### PROBLEM DETAILS
Find each line with the string "paid" and copy it.

⟨

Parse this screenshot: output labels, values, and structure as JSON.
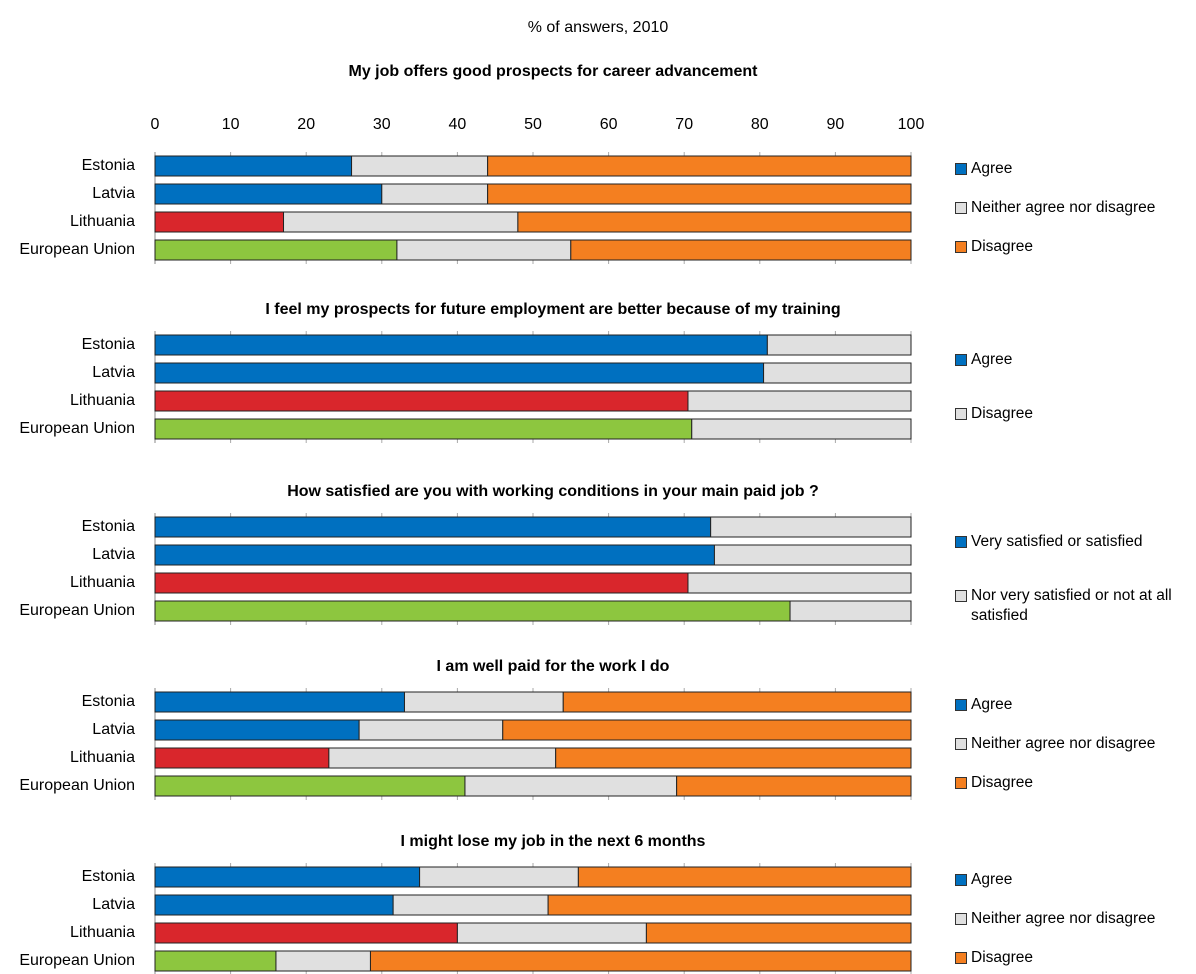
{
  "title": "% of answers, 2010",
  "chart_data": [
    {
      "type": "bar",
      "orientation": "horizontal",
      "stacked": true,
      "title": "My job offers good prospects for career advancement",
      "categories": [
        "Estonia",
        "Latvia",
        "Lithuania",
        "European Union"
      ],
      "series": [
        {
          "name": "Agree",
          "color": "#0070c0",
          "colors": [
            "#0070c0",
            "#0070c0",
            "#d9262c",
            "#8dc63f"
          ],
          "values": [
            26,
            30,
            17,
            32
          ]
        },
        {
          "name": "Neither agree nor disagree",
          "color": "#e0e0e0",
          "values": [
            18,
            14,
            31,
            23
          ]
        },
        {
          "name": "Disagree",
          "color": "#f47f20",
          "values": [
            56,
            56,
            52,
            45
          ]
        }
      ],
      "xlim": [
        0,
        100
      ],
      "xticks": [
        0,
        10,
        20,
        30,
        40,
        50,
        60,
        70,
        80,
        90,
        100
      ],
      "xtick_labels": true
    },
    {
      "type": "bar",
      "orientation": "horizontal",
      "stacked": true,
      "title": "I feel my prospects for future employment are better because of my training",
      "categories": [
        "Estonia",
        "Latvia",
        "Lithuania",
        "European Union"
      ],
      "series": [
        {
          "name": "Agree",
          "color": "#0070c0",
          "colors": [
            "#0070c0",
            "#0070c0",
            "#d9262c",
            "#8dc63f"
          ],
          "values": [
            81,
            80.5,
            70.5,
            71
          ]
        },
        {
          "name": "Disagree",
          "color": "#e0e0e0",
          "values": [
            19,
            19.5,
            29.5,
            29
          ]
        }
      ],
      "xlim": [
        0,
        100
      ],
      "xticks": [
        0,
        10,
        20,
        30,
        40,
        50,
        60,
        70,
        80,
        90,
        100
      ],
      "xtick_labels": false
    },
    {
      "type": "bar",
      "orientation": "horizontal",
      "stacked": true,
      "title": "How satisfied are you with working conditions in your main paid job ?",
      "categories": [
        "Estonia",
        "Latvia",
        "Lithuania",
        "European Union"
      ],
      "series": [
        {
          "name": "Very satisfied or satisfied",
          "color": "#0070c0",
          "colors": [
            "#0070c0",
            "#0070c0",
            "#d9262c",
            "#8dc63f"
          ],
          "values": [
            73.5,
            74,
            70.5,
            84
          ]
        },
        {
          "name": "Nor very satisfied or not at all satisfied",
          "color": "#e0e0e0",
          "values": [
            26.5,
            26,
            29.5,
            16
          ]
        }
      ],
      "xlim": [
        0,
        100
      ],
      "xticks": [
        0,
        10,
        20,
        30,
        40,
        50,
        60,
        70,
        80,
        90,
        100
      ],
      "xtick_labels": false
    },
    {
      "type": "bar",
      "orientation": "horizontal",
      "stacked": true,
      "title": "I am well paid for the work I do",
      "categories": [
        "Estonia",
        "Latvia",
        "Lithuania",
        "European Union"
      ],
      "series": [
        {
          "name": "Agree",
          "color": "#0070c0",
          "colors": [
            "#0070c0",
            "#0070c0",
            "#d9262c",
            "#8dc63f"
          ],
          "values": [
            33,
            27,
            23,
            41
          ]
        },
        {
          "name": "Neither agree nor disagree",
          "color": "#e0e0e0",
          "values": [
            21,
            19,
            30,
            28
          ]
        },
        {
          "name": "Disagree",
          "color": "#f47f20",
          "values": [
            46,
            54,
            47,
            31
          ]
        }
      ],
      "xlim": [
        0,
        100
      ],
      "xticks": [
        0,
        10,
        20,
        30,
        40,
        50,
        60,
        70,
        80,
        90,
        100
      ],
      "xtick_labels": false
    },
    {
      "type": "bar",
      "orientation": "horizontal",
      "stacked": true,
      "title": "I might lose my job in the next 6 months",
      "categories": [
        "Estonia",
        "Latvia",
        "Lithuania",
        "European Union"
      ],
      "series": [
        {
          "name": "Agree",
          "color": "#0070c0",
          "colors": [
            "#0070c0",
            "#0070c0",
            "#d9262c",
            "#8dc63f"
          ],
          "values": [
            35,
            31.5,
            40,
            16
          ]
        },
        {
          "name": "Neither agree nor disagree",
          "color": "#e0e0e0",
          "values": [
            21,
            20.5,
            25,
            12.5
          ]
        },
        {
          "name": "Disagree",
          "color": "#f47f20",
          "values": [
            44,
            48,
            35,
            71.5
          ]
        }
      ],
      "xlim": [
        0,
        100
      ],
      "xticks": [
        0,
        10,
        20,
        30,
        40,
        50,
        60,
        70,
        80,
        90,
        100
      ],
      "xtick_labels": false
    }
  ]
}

⟩
⟨

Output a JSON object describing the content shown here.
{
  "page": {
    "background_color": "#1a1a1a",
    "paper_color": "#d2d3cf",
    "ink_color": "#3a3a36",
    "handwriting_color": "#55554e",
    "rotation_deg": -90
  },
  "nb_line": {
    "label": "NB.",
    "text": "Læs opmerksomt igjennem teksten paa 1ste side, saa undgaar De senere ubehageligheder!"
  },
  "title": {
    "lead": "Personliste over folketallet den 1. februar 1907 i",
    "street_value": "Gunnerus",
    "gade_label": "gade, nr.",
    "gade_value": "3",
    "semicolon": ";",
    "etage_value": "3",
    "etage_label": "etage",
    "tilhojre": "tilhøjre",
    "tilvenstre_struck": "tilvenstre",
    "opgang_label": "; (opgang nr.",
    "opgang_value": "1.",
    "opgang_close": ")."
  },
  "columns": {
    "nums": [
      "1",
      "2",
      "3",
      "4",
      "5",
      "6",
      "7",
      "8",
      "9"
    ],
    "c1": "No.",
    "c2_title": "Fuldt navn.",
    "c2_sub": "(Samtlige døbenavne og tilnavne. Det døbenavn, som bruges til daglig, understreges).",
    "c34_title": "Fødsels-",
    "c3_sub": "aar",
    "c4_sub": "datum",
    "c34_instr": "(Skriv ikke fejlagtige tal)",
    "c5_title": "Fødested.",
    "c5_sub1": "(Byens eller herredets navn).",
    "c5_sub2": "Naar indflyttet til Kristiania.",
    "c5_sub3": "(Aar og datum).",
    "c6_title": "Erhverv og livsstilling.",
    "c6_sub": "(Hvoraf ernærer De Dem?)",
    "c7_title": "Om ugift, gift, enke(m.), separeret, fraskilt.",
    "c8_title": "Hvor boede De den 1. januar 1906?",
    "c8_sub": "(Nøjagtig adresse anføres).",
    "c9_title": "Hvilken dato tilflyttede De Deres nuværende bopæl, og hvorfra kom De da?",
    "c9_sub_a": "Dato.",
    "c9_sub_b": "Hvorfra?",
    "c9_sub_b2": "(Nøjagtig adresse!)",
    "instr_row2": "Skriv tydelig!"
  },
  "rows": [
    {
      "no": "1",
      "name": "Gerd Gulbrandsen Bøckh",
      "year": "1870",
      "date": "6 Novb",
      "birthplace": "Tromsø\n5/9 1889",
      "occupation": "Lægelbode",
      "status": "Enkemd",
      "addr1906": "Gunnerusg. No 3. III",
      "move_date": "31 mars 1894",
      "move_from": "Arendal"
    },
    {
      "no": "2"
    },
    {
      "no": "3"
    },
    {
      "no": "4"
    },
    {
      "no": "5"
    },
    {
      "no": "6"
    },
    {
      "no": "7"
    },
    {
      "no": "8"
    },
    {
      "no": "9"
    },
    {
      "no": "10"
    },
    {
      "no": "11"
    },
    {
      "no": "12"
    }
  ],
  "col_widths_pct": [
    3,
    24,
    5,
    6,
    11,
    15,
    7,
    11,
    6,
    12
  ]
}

⟩

### WRITTEN REPLY
      "title": "How satisfied are you with working conditions in your main paid job ?",
      "title": "I am well paid for the work I do",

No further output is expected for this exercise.